Aim. Go through the entries below and copy each line containing the word "text".

Records provided.
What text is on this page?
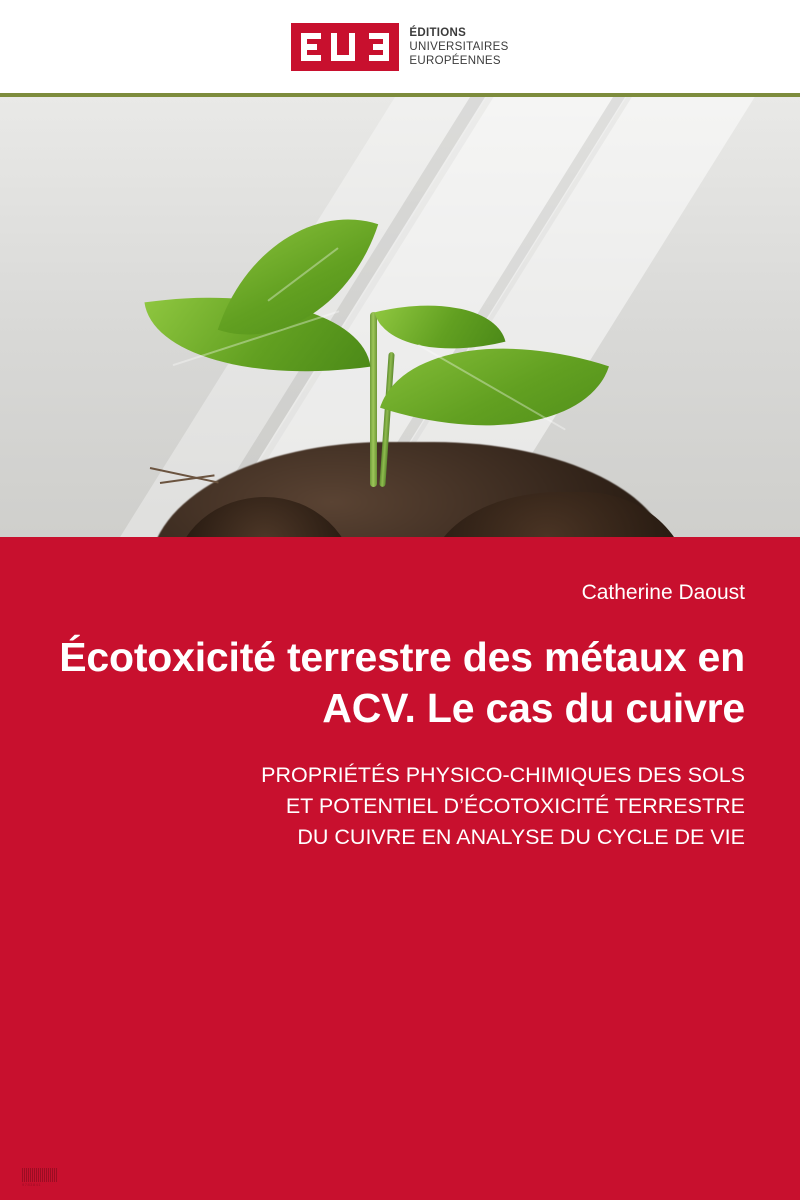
ÉDITIONS
UNIVERSITAIRES
EUROPÉENNES

Catherine Daoust

Écotoxicité terrestre des métaux en ACV. Le cas du cuivre

PROPRIÉTÉS PHYSICO-CHIMIQUES DES SOLS
ET POTENTIEL D’ÉCOTOXICITÉ TERRESTRE
DU CUIVRE EN ANALYSE DU CYCLE DE VIE

9783841
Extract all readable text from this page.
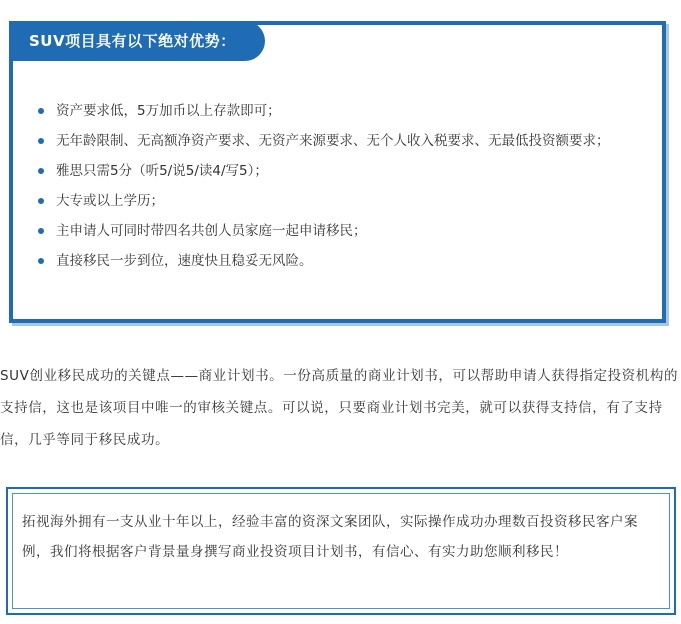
SUV项目具有以下绝对优势：
资产要求低，5万加币以上存款即可；
无年龄限制、无高额净资产要求、无资产来源要求、无个人收入税要求、无最低投资额要求；
雅思只需5分（听5/说5/读4/写5）；
大专或以上学历；
主申请人可同时带四名共创人员家庭一起申请移民；
直接移民一步到位，速度快且稳妥无风险。

SUV创业移民成功的关键点——商业计划书。一份高质量的商业计划书，可以帮助申请人获得指定投资机构的支持信，这也是该项目中唯一的审核关键点。可以说，只要商业计划书完美，就可以获得支持信，有了支持信，几乎等同于移民成功。

拓视海外拥有一支从业十年以上，经验丰富的资深文案团队，实际操作成功办理数百投资移民客户案例，我们将根据客户背景量身撰写商业投资项目计划书，有信心、有实力助您顺利移民！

Answer in full.
What text is on this page?
Extract all readable text from this page.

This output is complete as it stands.